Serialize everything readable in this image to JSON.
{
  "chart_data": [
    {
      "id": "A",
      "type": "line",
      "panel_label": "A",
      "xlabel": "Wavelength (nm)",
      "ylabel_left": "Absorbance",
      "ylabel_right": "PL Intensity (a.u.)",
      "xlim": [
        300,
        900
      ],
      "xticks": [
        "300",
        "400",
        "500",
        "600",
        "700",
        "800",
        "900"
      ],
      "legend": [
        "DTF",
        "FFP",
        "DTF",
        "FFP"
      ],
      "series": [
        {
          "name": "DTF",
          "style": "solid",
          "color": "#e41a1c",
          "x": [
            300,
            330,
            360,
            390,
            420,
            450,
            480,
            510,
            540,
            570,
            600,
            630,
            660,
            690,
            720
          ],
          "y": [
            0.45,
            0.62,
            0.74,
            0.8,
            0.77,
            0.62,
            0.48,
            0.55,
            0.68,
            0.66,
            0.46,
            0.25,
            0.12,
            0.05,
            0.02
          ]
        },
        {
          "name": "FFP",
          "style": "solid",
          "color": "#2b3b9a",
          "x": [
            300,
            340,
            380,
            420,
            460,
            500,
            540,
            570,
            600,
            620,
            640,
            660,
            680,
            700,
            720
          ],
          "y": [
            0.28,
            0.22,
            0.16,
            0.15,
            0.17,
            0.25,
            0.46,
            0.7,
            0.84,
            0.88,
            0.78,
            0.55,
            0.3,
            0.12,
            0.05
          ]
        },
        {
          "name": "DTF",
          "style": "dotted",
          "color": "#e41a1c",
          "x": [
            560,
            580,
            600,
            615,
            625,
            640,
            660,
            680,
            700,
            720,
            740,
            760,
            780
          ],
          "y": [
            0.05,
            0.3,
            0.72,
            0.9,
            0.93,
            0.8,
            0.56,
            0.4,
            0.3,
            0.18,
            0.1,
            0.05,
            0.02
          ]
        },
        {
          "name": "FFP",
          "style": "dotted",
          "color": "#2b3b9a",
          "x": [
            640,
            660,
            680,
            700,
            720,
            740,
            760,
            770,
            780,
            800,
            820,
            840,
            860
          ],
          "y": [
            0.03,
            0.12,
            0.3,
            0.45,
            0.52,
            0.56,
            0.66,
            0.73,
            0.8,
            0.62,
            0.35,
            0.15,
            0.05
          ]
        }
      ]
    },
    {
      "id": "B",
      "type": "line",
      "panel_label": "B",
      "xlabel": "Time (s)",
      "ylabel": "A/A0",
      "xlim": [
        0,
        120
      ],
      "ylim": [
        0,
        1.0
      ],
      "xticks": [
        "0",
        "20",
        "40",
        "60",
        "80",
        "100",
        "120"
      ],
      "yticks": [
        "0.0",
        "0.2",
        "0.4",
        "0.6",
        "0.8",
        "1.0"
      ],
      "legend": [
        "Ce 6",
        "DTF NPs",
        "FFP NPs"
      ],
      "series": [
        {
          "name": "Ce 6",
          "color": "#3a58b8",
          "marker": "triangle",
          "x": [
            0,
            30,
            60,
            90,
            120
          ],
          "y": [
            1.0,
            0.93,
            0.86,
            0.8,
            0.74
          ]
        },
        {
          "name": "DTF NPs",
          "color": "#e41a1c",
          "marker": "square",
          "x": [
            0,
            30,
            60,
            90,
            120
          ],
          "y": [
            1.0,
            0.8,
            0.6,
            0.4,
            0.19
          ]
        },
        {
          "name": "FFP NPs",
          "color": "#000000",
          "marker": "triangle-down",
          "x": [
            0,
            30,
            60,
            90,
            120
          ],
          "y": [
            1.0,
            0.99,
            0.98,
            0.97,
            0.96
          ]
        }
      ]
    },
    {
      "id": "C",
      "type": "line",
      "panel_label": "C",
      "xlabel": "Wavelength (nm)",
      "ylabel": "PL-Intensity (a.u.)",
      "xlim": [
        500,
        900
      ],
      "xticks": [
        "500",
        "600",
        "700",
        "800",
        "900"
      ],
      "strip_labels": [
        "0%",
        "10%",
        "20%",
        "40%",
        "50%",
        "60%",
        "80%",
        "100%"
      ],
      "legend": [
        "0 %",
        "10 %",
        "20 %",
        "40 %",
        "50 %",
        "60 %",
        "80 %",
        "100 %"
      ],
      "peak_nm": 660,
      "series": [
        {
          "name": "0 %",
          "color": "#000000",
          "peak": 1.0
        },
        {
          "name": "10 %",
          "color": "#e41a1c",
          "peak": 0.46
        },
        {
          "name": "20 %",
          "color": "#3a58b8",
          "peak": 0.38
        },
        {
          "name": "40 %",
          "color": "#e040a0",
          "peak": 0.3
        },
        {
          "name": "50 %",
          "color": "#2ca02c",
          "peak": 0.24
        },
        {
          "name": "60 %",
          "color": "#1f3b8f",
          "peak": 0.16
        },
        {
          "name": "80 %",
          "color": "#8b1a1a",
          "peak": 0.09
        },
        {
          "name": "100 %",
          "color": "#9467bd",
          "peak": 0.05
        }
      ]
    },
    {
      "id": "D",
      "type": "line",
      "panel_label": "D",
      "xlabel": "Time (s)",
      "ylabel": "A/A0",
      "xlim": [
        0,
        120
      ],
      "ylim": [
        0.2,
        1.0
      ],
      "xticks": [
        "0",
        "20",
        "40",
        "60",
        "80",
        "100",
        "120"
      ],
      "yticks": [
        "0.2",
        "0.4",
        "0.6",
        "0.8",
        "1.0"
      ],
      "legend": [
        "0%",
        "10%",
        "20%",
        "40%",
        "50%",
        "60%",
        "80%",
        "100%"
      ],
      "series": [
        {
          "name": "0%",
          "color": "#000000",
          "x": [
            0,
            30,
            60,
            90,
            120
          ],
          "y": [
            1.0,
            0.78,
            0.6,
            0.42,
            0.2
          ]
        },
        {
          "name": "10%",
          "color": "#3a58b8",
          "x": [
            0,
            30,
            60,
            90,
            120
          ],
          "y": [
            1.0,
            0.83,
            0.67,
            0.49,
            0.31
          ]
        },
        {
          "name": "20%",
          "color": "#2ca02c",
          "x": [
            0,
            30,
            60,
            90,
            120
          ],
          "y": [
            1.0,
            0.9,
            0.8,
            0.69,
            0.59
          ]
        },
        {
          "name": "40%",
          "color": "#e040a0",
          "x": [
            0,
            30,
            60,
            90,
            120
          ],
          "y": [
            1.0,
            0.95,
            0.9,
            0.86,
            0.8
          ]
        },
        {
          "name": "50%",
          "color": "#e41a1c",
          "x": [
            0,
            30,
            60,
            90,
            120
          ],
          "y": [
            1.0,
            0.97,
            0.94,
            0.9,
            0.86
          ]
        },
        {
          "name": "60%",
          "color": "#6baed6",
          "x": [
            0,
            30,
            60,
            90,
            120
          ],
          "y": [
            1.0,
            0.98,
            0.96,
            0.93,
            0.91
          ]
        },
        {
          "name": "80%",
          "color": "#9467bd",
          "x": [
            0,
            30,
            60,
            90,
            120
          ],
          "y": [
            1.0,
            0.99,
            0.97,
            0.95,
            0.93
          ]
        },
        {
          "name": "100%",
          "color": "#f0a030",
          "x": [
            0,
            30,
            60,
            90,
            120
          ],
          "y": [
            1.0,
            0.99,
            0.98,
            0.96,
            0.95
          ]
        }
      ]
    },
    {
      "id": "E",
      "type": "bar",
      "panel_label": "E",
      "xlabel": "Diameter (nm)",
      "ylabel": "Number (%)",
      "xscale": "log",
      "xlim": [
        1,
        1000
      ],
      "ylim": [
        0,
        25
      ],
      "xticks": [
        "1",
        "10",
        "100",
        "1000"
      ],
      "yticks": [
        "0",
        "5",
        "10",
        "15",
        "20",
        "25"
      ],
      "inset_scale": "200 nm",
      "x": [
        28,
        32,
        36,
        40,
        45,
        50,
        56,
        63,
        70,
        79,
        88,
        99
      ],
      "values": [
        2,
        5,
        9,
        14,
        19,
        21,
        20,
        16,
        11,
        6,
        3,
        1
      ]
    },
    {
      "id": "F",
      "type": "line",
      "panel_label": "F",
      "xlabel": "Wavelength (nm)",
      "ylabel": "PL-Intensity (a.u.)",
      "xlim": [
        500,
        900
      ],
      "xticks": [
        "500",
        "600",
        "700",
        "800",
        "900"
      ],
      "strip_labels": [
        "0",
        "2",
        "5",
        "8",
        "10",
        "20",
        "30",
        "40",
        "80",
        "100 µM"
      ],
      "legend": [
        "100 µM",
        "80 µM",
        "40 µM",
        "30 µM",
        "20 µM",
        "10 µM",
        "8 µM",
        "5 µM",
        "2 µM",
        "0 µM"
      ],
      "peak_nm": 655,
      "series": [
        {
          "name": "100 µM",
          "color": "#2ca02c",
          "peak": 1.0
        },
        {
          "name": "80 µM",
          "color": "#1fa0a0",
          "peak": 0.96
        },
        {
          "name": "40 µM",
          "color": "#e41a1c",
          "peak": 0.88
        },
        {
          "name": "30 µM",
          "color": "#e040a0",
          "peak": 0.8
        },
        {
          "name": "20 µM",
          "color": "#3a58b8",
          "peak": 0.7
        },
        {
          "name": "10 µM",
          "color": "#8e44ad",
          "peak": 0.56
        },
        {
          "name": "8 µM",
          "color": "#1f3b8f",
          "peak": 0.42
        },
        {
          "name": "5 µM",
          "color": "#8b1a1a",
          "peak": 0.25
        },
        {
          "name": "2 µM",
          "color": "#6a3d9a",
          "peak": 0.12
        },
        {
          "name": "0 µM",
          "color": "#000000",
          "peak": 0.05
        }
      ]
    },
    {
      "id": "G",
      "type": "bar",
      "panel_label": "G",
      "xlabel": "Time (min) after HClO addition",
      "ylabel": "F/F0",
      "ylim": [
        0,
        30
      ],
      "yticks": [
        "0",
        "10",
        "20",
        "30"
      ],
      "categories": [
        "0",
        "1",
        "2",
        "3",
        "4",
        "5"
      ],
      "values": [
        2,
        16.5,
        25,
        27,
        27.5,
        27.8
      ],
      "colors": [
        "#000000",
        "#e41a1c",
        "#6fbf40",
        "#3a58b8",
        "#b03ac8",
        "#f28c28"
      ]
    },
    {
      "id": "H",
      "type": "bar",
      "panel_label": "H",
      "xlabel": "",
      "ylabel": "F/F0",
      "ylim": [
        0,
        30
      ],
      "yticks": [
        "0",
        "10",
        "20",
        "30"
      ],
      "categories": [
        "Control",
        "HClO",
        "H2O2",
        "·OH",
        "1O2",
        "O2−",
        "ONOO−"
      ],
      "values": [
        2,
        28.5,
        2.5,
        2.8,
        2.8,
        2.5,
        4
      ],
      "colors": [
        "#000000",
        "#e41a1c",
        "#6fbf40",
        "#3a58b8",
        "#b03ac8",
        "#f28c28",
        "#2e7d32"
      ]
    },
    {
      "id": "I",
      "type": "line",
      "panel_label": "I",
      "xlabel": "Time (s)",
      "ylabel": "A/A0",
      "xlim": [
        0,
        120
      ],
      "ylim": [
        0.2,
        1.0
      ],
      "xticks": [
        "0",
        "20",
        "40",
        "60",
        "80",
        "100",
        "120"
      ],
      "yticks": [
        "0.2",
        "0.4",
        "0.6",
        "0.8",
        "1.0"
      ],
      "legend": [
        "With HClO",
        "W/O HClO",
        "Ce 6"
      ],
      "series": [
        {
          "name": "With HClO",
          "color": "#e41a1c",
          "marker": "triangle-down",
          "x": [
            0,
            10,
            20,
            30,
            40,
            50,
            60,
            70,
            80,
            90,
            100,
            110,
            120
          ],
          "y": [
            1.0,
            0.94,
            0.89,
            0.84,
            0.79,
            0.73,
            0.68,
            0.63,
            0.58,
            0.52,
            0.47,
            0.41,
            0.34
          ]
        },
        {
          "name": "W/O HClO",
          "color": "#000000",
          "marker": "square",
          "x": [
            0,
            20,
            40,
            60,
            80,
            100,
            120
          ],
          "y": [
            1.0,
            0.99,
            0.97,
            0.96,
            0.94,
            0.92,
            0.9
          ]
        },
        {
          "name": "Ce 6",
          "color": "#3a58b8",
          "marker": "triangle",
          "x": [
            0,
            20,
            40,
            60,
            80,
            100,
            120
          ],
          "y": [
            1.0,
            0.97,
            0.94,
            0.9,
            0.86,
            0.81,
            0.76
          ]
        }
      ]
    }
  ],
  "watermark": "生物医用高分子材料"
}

Exercise directions:
Copy each line of the entries that includes the word "HClO".

Solved exercise:
      "xlabel": "Time (min) after HClO addition",
        "HClO",
        "With HClO",
        "W/O HClO",
          "name": "With HClO",
          "name": "W/O HClO",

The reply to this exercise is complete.